PROBLEM REQUIREMENTS: List all lines in the material below that contain "step".

Collected data

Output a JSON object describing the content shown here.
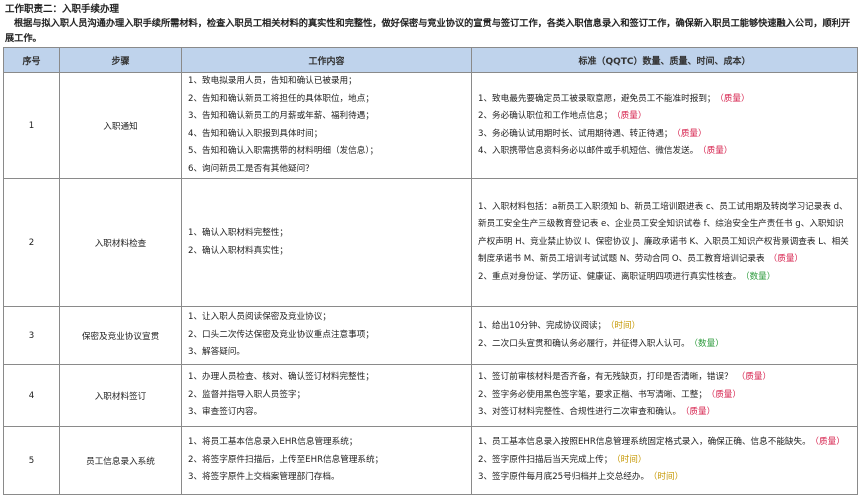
{
  "doc": {
    "title": "工作职责二：入职手续办理",
    "intro": "根据与拟入职人员沟通办理入职手续所需材料，检查入职员工相关材料的真实性和完整性，做好保密与竞业协议的宣贯与签订工作，各类入职信息录入和签订工作，确保新入职员工能够快速融入公司，顺利开展工作。"
  },
  "table": {
    "headers": {
      "no": "序号",
      "step": "步骤",
      "content": "工作内容",
      "standard": "标准（QQTC）数量、质量、时间、成本）"
    },
    "rows": [
      {
        "no": "1",
        "step": "入职通知",
        "content": [
          "1、致电拟录用人员，告知和确认已被录用；",
          "2、告知和确认新员工将担任的具体职位，地点；",
          "3、告知和确认新员工的月薪或年薪、福利待遇；",
          "4、告知和确认入职报到具体时间；",
          "5、告知和确认入职需携带的材料明细（发信息）；",
          "6、询问新员工是否有其他疑问？"
        ],
        "standard": [
          {
            "text": "1、致电最先要确定员工被录取意愿，避免员工不能准时报到；",
            "tag": "（质量）",
            "cls": "q"
          },
          {
            "text": "2、务必确认职位和工作地点信息；",
            "tag": "（质量）",
            "cls": "q"
          },
          {
            "text": "3、务必确认试用期时长、试用期待遇、转正待遇；",
            "tag": "（质量）",
            "cls": "q"
          },
          {
            "text": "4、入职携带信息资料务必以邮件或手机短信、微信发送。",
            "tag": "（质量）",
            "cls": "q"
          }
        ]
      },
      {
        "no": "2",
        "step": "入职材料检查",
        "content": [
          "1、确认入职材料完整性；",
          "2、确认入职材料真实性；"
        ],
        "standard": [
          {
            "text": "1、入职材料包括：a新员工入职须知 b、新员工培训跟进表 c、员工试用期及转岗学习记录表 d、新员工安全生产三级教育登记表 e、企业员工安全知识试卷 f、综治安全生产责任书 g、入职知识产权声明 H、竞业禁止协议 I、保密协议 J、廉政承诺书 K、入职员工知识产权背景调查表 L、相关制度承诺书 M、新员工培训考试试题 N、劳动合同 O、员工教育培训记录表",
            "tag": "（质量）",
            "cls": "q"
          },
          {
            "text": "2、重点对身份证、学历证、健康证、离职证明四项进行真实性核查。",
            "tag": "（数量）",
            "cls": "n"
          }
        ]
      },
      {
        "no": "3",
        "step": "保密及竞业协议宣贯",
        "content": [
          "1、让入职人员阅读保密及竞业协议；",
          "2、口头二次传达保密及竞业协议重点注意事项；",
          "3、解答疑问。"
        ],
        "standard": [
          {
            "text": "1、给出10分钟、完成协议阅读；",
            "tag": "（时间）",
            "cls": "t"
          },
          {
            "text": "2、二次口头宣贯和确认务必履行，并征得入职人认可。",
            "tag": "（数量）",
            "cls": "n"
          }
        ]
      },
      {
        "no": "4",
        "step": "入职材料签订",
        "content": [
          "1、办理人员检查、核对、确认签订材料完整性；",
          "2、监督并指导入职人员签字；",
          "3、审查签订内容。"
        ],
        "standard": [
          {
            "text": "1、签订前审核材料是否齐备，有无残缺页，打印是否清晰，错误？",
            "tag": "（质量）",
            "cls": "q"
          },
          {
            "text": "2、签字务必使用黑色签字笔，要求正楷、书写清晰、工整；",
            "tag": "（质量）",
            "cls": "q"
          },
          {
            "text": "3、对签订材料完整性、合规性进行二次审查和确认。",
            "tag": "（质量）",
            "cls": "q"
          }
        ]
      },
      {
        "no": "5",
        "step": "员工信息录入系统",
        "content": [
          "1、将员工基本信息录入EHR信息管理系统；",
          "2、将签字原件扫描后，上传至EHR信息管理系统；",
          "3、将签字原件上交档案管理部门存档。"
        ],
        "standard": [
          {
            "text": "1、员工基本信息录入按照EHR信息管理系统固定格式录入，确保正确、信息不能缺失。",
            "tag": "（质量）",
            "cls": "q"
          },
          {
            "text": "2、签字原件扫描后当天完成上传；",
            "tag": "（时间）",
            "cls": "t"
          },
          {
            "text": "3、签字原件每月底25号归档并上交总经办。",
            "tag": "（时间）",
            "cls": "t"
          }
        ]
      }
    ]
  }
}
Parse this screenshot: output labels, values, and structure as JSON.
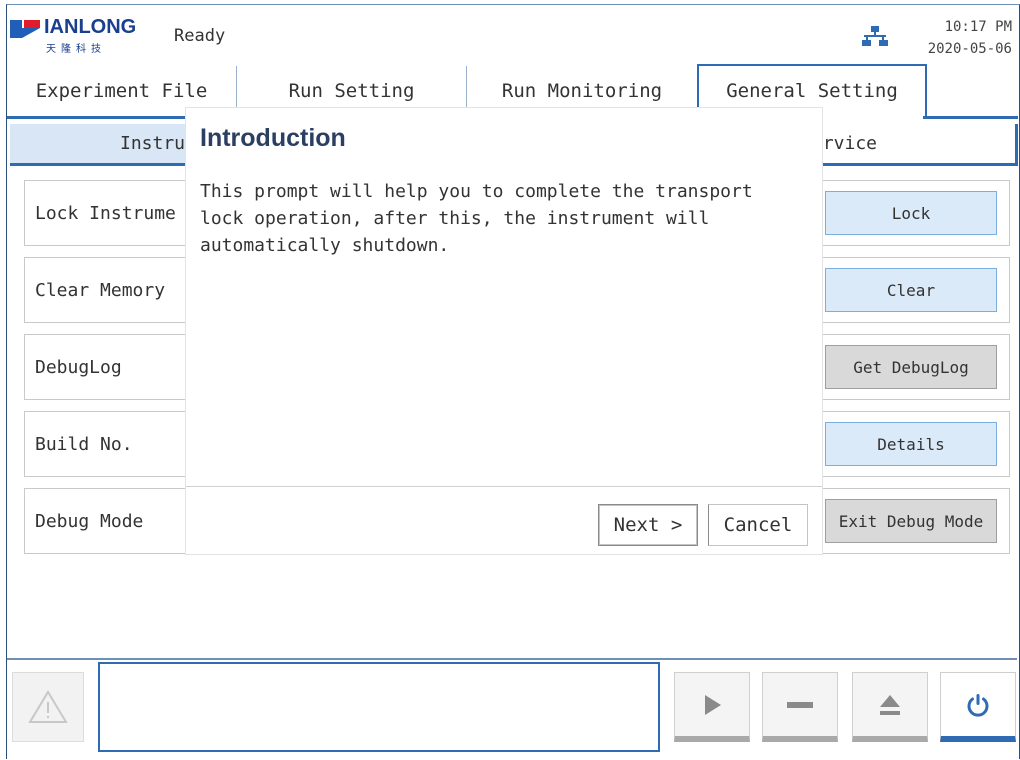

RESPONSE TO THIS EXERCISE:
      "step": "步骤",
        "step": "入职通知",
        "step": "入职材料检查",
        "step": "保密及竞业协议宣贯",
        "step": "入职材料签订",
        "step": "员工信息录入系统",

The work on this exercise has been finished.